◆ **Prompt 1**:
According to the article on the Nagorno-Karabakh talks, how many people died before the 1994 cease-fire?

◆ **Reading text**:
[Start]
Oil-producing Azerbaijan has raised the stakes, warning the meeting of presidents in Munich will be "decisive" and that its troops are ready to take back the mountain territory by force unless there is a breakthrough soon in negotiations.
Backed by Christian Armenia, ethnic Armenians in Nagorno-Karabakh threw off rule by Muslim Azerbaijan in fighting that erupted as the Soviet Union headed towards its 1991 collapse. Some 30,000 people died before a cease-fire in 1994.
The territory of 100,000 people wants recognition as an independent state, but 15 years of mediation have failed to produce a peace deal. Sporadic exchanges of fire continue to threaten war in a key oil and gas transit region to the West.
The Caucasus conflict has been thrust back into the diplomatic spotlight this year by a deal between Turkey and Armenia to overcome a century of hostility stemming from the World War One mass killing of Armenians by Ottoman Turks.
Ankara and Yerevan have signed accords to establish diplomatic ties and open their border, which Turkey closed in 1993 in solidarity with Azerbaijan during the war.
The deal carries huge significance for Turkey's diplomatic clout in the strategic Caucasus region, for its bid to join the European Union, and for landlocked Armenia's crisis-hit economy.
But Ankara, stung by an Azeri backlash to the thaw and bogged down in protracted negotiations over Azeri gas supplies, says it wants to see progress on Nagorno-Karabakh before it ratifies the deal. Armenia rejects the link.
Talks between Armenia's Serzh Sarksyan and Azerbaijan's Ilham Aliyev are due to begin at midday (1100 a.m. British time) at the residence of the French Consul General in Munich. It will be the sixth such encounter this year.
"If that meeting ends without result, then our hopes in negotiations will be exhausted and then we are left with no other option," Aliyev said in comments broadcast on Saturday. "We have the full right to liberate our land by military means."
Azerbaijan, courted by Europe to supply the planned Nabucco gas pipeline, often threatens force to take back the region, but analysts say tensions are rising over the Turkey-Armenia deal.
U.S., Russian and French mediators say they are making progress in talks, but Western diplomats say neither side appears ready to commit to painful concessions.
The principles of a deal would see ethnic Armenian forces give back most of seven Azeri districts surrounding Nagorno-Karabakh that they captured during the war. The rebel territory would be granted greater international legitimacy before a popular vote in the future to decide its final status.
[End]
◆ **Prompt 2**:
Copy the records word for word, starting at their first line and ending with the line that contains "root-node[interactable]: 孩子迁户口需要什么证件 —".

◆ **Recorded data**:
[Start]
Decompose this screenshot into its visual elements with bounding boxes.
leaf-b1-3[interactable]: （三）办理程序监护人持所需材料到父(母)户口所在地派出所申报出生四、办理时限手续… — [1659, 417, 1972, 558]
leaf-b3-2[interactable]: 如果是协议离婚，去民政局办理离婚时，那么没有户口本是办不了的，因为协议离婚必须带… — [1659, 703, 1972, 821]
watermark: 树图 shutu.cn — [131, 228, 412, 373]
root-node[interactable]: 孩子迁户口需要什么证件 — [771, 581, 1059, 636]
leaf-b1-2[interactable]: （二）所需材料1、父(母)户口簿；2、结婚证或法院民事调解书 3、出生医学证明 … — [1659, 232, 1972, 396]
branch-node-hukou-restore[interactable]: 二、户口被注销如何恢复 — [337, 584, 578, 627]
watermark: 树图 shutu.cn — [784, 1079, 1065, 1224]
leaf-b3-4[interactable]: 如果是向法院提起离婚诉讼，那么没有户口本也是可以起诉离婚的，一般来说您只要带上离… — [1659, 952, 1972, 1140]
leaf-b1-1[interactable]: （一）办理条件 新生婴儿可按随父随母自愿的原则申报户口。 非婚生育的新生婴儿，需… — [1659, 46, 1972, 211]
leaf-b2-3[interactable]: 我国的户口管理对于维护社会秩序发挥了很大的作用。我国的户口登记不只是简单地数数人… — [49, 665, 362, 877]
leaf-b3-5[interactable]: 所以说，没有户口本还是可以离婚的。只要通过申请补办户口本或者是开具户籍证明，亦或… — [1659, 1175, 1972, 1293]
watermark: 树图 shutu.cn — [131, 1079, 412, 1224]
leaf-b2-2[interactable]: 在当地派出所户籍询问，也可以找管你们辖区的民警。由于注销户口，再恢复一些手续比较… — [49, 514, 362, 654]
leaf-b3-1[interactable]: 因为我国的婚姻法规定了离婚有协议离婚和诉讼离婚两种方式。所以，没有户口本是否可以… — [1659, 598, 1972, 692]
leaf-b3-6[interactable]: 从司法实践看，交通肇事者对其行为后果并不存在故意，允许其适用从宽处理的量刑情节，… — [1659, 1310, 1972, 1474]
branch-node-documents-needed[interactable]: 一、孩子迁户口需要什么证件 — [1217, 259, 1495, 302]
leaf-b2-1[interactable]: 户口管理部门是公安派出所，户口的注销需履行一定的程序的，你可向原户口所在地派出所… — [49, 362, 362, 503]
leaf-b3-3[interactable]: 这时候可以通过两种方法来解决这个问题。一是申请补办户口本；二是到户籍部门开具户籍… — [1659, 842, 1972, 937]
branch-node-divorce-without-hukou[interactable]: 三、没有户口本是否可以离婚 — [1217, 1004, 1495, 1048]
[End]
◆ **Full answer 1**:
Some 30,000 people died.

◆ **Full answer 2**:
Decompose this screenshot into its visual elements with bounding boxes.
leaf-b1-3[interactable]: （三）办理程序监护人持所需材料到父(母)户口所在地派出所申报出生四、办理时限手续… — [1659, 417, 1972, 558]
leaf-b3-2[interactable]: 如果是协议离婚，去民政局办理离婚时，那么没有户口本是办不了的，因为协议离婚必须带… — [1659, 703, 1972, 821]
watermark: 树图 shutu.cn — [131, 228, 412, 373]
root-node[interactable]: 孩子迁户口需要什么证件 — [771, 581, 1059, 636]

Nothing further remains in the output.